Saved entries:

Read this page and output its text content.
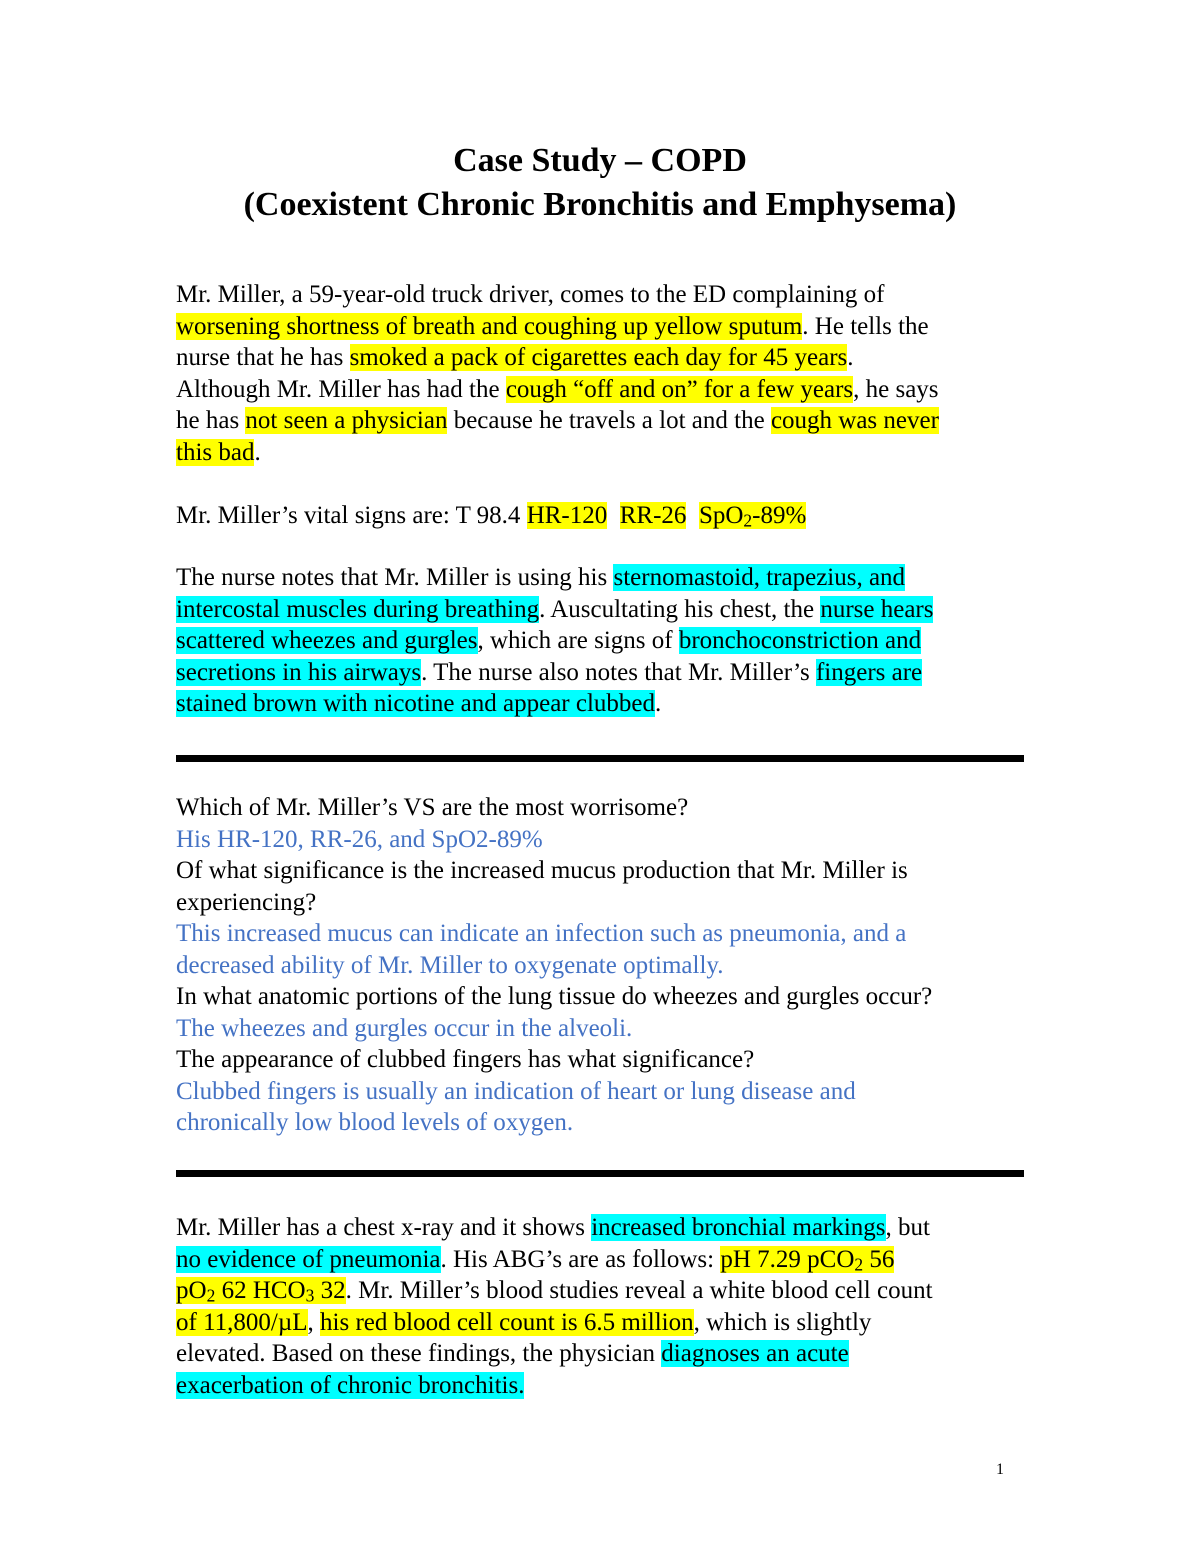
Case Study – COPD
(Coexistent Chronic Bronchitis and Emphysema)
Mr. Miller, a 59-year-old truck driver, comes to the ED complaining of
worsening shortness of breath and coughing up yellow sputum. He tells the
nurse that he has smoked a pack of cigarettes each day for 45 years.
Although Mr. Miller has had the cough “off and on” for a few years, he says
he has not seen a physician because he travels a lot and the cough was never
this bad.
Mr. Miller’s vital signs are: T 98.4 HR-120 RR-26 SpO$_2$-89%
The nurse notes that Mr. Miller is using his sternomastoid, trapezius, and
intercostal muscles during breathing. Auscultating his chest, the nurse hears
scattered wheezes and gurgles, which are signs of bronchoconstriction and
secretions in his airways. The nurse also notes that Mr. Miller’s fingers are
stained brown with nicotine and appear clubbed.
Which of Mr. Miller’s VS are the most worrisome?
His HR-120, RR-26, and SpO2-89%
Of what significance is the increased mucus production that Mr. Miller is
experiencing?
This increased mucus can indicate an infection such as pneumonia, and a
decreased ability of Mr. Miller to oxygenate optimally.
In what anatomic portions of the lung tissue do wheezes and gurgles occur?
The wheezes and gurgles occur in the alveoli.
The appearance of clubbed fingers has what significance?
Clubbed fingers is usually an indication of heart or lung disease and
chronically low blood levels of oxygen.
Mr. Miller has a chest x-ray and it shows increased bronchial markings, but
no evidence of pneumonia. His ABG’s are as follows: pH 7.29 pCO$_2$ 56
$pO_2$ 62 $HCO_3$ 32. Mr. Miller’s blood studies reveal a white blood cell count
of 11,800/µL, his red blood cell count is 6.5 million, which is slightly
elevated. Based on these findings, the physician diagnoses an acute
exacerbation of chronic bronchitis.
1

_Problem requirements_
Say, as a single number and nothing more, how many lines of the entries contain the word "that".

_Answer to the problem_
4